▶ _YOUR INSTRUCTIONS_
Extract all lines from the data beneath that include the word "this".

[[ EXERCISE INPUTS, beginning ]]

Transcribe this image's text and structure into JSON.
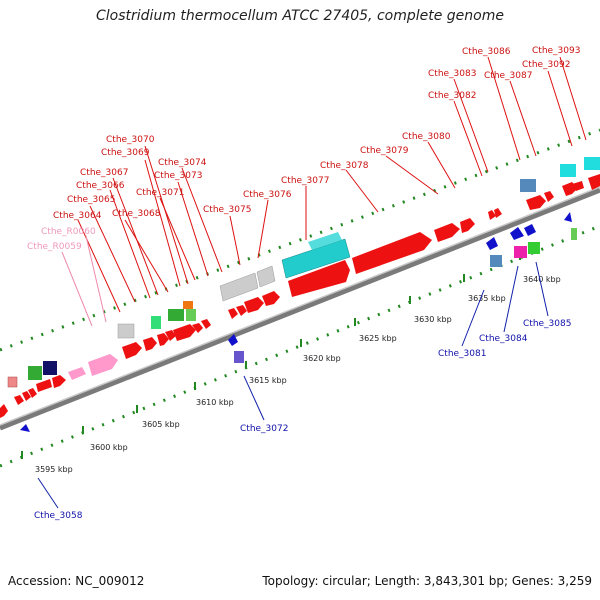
{
  "title": "Clostridium thermocellum ATCC 27405, complete genome",
  "footer": {
    "accession": "Accession: NC_009012",
    "topology": "Topology: circular; Length: 3,843,301 bp; Genes: 3,259"
  },
  "colors": {
    "forward_cds": "#ee1111",
    "label_forward": "#cc1111",
    "label_reverse": "#1111aa",
    "label_rna": "#ee88aa",
    "backbone": "#888888",
    "tick_dots": "#228822"
  },
  "kbp_ticks": [
    "3595 kbp",
    "3600 kbp",
    "3605 kbp",
    "3610 kbp",
    "3615 kbp",
    "3620 kbp",
    "3625 kbp",
    "3630 kbp",
    "3635 kbp",
    "3640 kbp"
  ],
  "forward_labels": [
    "Cthe_3064",
    "Cthe_3065",
    "Cthe_3066",
    "Cthe_3067",
    "Cthe_3068",
    "Cthe_3069",
    "Cthe_3070",
    "Cthe_3071",
    "Cthe_3073",
    "Cthe_3074",
    "Cthe_3075",
    "Cthe_3076",
    "Cthe_3077",
    "Cthe_3078",
    "Cthe_3079",
    "Cthe_3080",
    "Cthe_3082",
    "Cthe_3083",
    "Cthe_3086",
    "Cthe_3087",
    "Cthe_3092",
    "Cthe_3093"
  ],
  "rna_labels": [
    "Cthe_R0060",
    "Cthe_R0059"
  ],
  "reverse_labels": [
    "Cthe_3058",
    "Cthe_3072",
    "Cthe_3081",
    "Cthe_3084",
    "Cthe_3085"
  ]
}
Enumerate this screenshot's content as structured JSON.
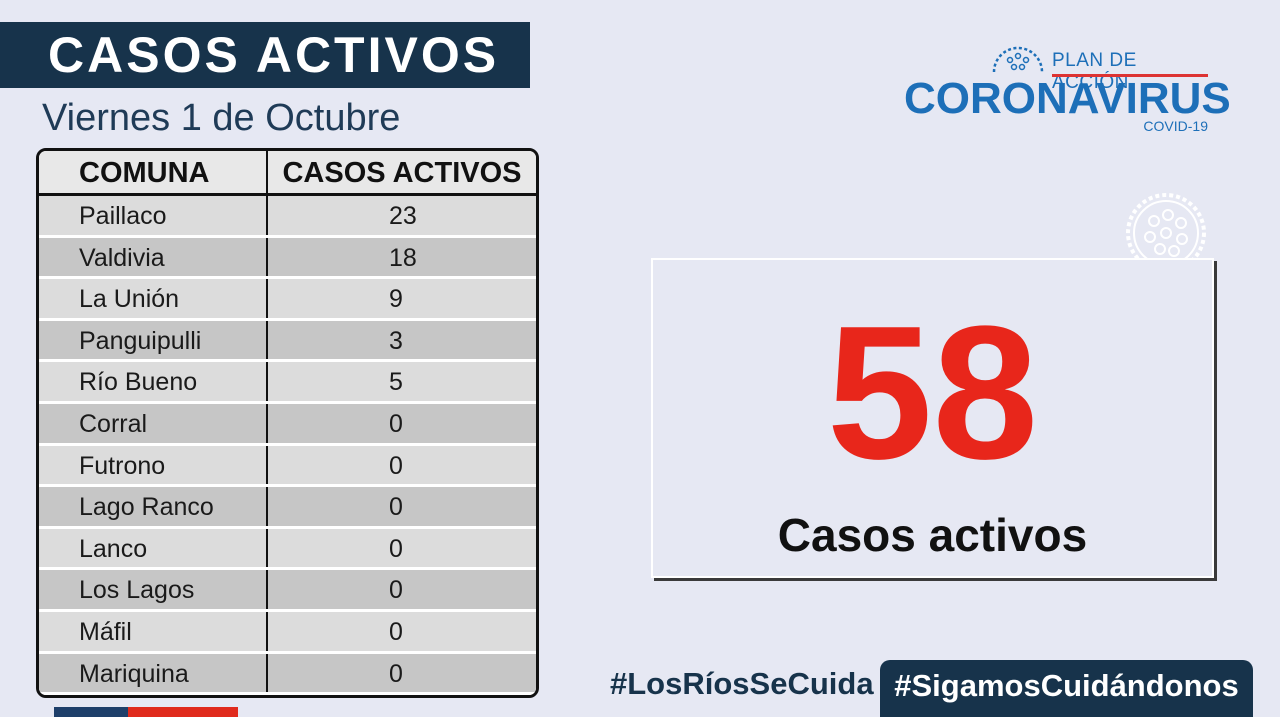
{
  "header": {
    "title": "CASOS ACTIVOS",
    "date": "Viernes 1 de Octubre"
  },
  "table": {
    "columns": [
      "COMUNA",
      "CASOS ACTIVOS"
    ],
    "rows": [
      {
        "comuna": "Paillaco",
        "casos": "23"
      },
      {
        "comuna": "Valdivia",
        "casos": "18"
      },
      {
        "comuna": "La Unión",
        "casos": "9"
      },
      {
        "comuna": "Panguipulli",
        "casos": "3"
      },
      {
        "comuna": "Río Bueno",
        "casos": "5"
      },
      {
        "comuna": "Corral",
        "casos": "0"
      },
      {
        "comuna": "Futrono",
        "casos": "0"
      },
      {
        "comuna": "Lago Ranco",
        "casos": "0"
      },
      {
        "comuna": "Lanco",
        "casos": "0"
      },
      {
        "comuna": "Los Lagos",
        "casos": "0"
      },
      {
        "comuna": "Máfil",
        "casos": "0"
      },
      {
        "comuna": "Mariquina",
        "casos": "0"
      }
    ]
  },
  "logo": {
    "plan": "PLAN DE ACCIÓN",
    "name": "CORONAVIRUS",
    "sub": "COVID-19"
  },
  "summary": {
    "total": "58",
    "label": "Casos activos"
  },
  "footer": {
    "hashtag_1": "#LosRíosSeCuida",
    "hashtag_2": "#SigamosCuidándonos"
  },
  "colors": {
    "navy": "#17334b",
    "accent_red": "#e8261b",
    "logo_blue": "#1d6fb8",
    "background": "#e6e8f3"
  },
  "icons": [
    "virus-icon",
    "virus-decoration-icon"
  ]
}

[[ EXERCISE INPUTS, end ]]

▶ _RESPONSE AREA_
Transcribe this image's text and structure into JSON.
Enumerate this screenshot's content as structured JSON.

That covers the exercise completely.